→ **Task instructions**:
Your task is to print all of the material verbatim.

-- Start Stored records --

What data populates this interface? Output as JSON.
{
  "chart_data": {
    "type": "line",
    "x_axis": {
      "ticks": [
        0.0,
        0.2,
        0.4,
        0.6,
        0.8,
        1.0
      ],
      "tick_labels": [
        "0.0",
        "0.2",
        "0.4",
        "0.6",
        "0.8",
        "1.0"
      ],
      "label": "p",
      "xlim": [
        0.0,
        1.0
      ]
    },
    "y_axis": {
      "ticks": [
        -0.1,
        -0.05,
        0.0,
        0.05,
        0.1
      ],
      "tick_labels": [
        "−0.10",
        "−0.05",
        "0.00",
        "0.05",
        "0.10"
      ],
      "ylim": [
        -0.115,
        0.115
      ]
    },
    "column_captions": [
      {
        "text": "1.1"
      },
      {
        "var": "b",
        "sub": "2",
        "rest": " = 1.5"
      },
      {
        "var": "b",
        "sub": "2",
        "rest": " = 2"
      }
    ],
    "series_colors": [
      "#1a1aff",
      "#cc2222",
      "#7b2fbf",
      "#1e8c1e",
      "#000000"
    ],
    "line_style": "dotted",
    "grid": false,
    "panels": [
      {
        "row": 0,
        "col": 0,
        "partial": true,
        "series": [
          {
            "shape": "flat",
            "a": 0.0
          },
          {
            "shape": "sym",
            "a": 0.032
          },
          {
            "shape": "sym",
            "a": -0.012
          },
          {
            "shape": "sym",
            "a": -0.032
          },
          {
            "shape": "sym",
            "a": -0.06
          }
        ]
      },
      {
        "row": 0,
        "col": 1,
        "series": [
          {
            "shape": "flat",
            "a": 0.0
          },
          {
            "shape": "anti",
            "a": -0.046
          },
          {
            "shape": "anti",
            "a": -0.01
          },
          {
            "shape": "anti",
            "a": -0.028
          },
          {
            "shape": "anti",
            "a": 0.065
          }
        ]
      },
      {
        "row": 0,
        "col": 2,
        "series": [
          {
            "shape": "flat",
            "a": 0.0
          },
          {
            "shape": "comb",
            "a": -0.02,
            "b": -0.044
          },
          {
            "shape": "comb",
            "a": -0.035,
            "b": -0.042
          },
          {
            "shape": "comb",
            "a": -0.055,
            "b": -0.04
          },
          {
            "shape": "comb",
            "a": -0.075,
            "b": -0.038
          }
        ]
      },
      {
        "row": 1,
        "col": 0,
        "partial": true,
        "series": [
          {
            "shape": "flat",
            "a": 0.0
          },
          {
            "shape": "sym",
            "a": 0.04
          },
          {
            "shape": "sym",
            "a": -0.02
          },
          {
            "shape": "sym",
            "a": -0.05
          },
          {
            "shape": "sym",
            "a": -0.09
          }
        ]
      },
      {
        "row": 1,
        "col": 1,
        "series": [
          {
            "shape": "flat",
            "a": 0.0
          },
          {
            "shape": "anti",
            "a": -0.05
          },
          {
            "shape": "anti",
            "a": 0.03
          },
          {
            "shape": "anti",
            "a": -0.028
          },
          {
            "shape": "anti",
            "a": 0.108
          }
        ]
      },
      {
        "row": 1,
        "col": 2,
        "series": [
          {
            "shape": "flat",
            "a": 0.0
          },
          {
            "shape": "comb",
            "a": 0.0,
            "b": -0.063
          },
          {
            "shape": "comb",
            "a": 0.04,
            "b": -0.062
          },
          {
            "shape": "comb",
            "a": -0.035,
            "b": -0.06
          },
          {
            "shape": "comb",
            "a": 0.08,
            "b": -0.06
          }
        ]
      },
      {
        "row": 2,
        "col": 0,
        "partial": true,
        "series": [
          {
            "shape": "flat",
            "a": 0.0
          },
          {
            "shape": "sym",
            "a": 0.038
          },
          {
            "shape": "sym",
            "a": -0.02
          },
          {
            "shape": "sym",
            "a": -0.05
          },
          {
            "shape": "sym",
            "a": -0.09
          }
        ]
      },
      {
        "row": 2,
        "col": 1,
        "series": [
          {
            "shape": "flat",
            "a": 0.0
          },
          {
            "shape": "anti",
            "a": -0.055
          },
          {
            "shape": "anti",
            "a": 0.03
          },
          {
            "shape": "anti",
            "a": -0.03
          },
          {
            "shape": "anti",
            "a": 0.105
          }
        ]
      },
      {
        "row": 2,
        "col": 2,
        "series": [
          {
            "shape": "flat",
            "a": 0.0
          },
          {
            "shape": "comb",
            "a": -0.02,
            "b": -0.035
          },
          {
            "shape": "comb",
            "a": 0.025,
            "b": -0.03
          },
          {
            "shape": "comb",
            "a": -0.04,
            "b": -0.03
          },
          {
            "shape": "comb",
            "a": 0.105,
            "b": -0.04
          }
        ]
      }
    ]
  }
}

-- End Stored records --

→ **Final result**:
What data populates this interface? Output as JSON.
{
  "chart_data": {
    "type": "line",
    "x_axis": {
      "ticks": [
        0.0,
        0.2,
        0.4,
        0.6,
        0.8,
        1.0
      ],
      "tick_labels": [
        "0.0",
        "0.2",
        "0.4",
        "0.6",
        "0.8",
        "1.0"
      ],
      "label": "p",
      "xlim": [
        0.0,
        1.0
      ]
    },
    "y_axis": {
      "ticks": [
        -0.1,
        -0.05,
        0.0,
        0.05,
        0.1
      ],
      "tick_labels": [
        "−0.10",
        "−0.05",
        "0.00",
        "0.05",
        "0.10"
      ],
      "ylim": [
        -0.115,
        0.115
      ]
    },
    "column_captions": [
      {
        "text": "1.1"
      },
      {
        "var": "b",
        "sub": "2",
        "rest": " = 1.5"
      },
      {
        "var": "b",
        "sub": "2",
        "rest": " = 2"
      }
    ],
    "series_colors": [
      "#1a1aff",
      "#cc2222",
      "#7b2fbf",
      "#1e8c1e",
      "#000000"
    ],
    "line_style": "dotted",
    "grid": false,
    "panels": [
      {
        "row": 0,
        "col": 0,
        "partial": true,
        "series": [
          {
            "shape": "flat",
            "a": 0.0
          },
          {
            "shape": "sym",
            "a": 0.032
          },
          {
            "shape": "sym",
            "a": -0.012
          },
          {
            "shape": "sym",
            "a": -0.032
          },
          {
            "shape": "sym",
            "a": -0.06
          }
        ]
      },
      {
        "row": 0,
        "col": 1,
        "series": [
          {
            "shape": "flat",
            "a": 0.0
          },
          {
            "shape": "anti",
            "a": -0.046
          },
          {
            "shape": "anti",
            "a": -0.01
          },
          {
            "shape": "anti",
            "a": -0.028
          },
          {
            "shape": "anti",
            "a": 0.065
          }
        ]
      },
      {
        "row": 0,
        "col": 2,
        "series": [
          {
            "shape": "flat",
            "a": 0.0
          },
          {
            "shape": "comb",
            "a": -0.02,
            "b": -0.044
          },
          {
            "shape": "comb",
            "a": -0.035,
            "b": -0.042
          },
          {
            "shape": "comb",
            "a": -0.055,
            "b": -0.04
          },
          {
            "shape": "comb",
            "a": -0.075,
            "b": -0.038
          }
        ]
      },
      {
        "row": 1,
        "col": 0,
        "partial": true,
        "series": [
          {
            "shape": "flat",
            "a": 0.0
          },
          {
            "shape": "sym",
            "a": 0.04
          },
          {
            "shape": "sym",
            "a": -0.02
          },
          {
            "shape": "sym",
            "a": -0.05
          },
          {
            "shape": "sym",
            "a": -0.09
          }
        ]
      },
      {
        "row": 1,
        "col": 1,
        "series": [
          {
            "shape": "flat",
            "a": 0.0
          },
          {
            "shape": "anti",
            "a": -0.05
          },
          {
            "shape": "anti",
            "a": 0.03
          },
          {
            "shape": "anti",
            "a": -0.028
          },
          {
            "shape": "anti",
            "a": 0.108
          }
        ]
      },
      {
        "row": 1,
        "col": 2,
        "series": [
          {
            "shape": "flat",
            "a": 0.0
          },
          {
            "shape": "comb",
            "a": 0.0,
            "b": -0.063
          },
          {
            "shape": "comb",
            "a": 0.04,
            "b": -0.062
          },
          {
            "shape": "comb",
            "a": -0.035,
            "b": -0.06
          },
          {
            "shape": "comb",
            "a": 0.08,
            "b": -0.06
          }
        ]
      },
      {
        "row": 2,
        "col": 0,
        "partial": true,
        "series": [
          {
            "shape": "flat",
            "a": 0.0
          },
          {
            "shape": "sym",
            "a": 0.038
          },
          {
            "shape": "sym",
            "a": -0.02
          },
          {
            "shape": "sym",
            "a": -0.05
          },
          {
            "shape": "sym",
            "a": -0.09
          }
        ]
      },
      {
        "row": 2,
        "col": 1,
        "series": [
          {
            "shape": "flat",
            "a": 0.0
          },
          {
            "shape": "anti",
            "a": -0.055
          },
          {
            "shape": "anti",
            "a": 0.03
          },
          {
            "shape": "anti",
            "a": -0.03
          },
          {
            "shape": "anti",
            "a": 0.105
          }
        ]
      },
      {
        "row": 2,
        "col": 2,
        "series": [
          {
            "shape": "flat",
            "a": 0.0
          },
          {
            "shape": "comb",
            "a": -0.02,
            "b": -0.035
          },
          {
            "shape": "comb",
            "a": 0.025,
            "b": -0.03
          },
          {
            "shape": "comb",
            "a": -0.04,
            "b": -0.03
          },
          {
            "shape": "comb",
            "a": 0.105,
            "b": -0.04
          }
        ]
      }
    ]
  }
}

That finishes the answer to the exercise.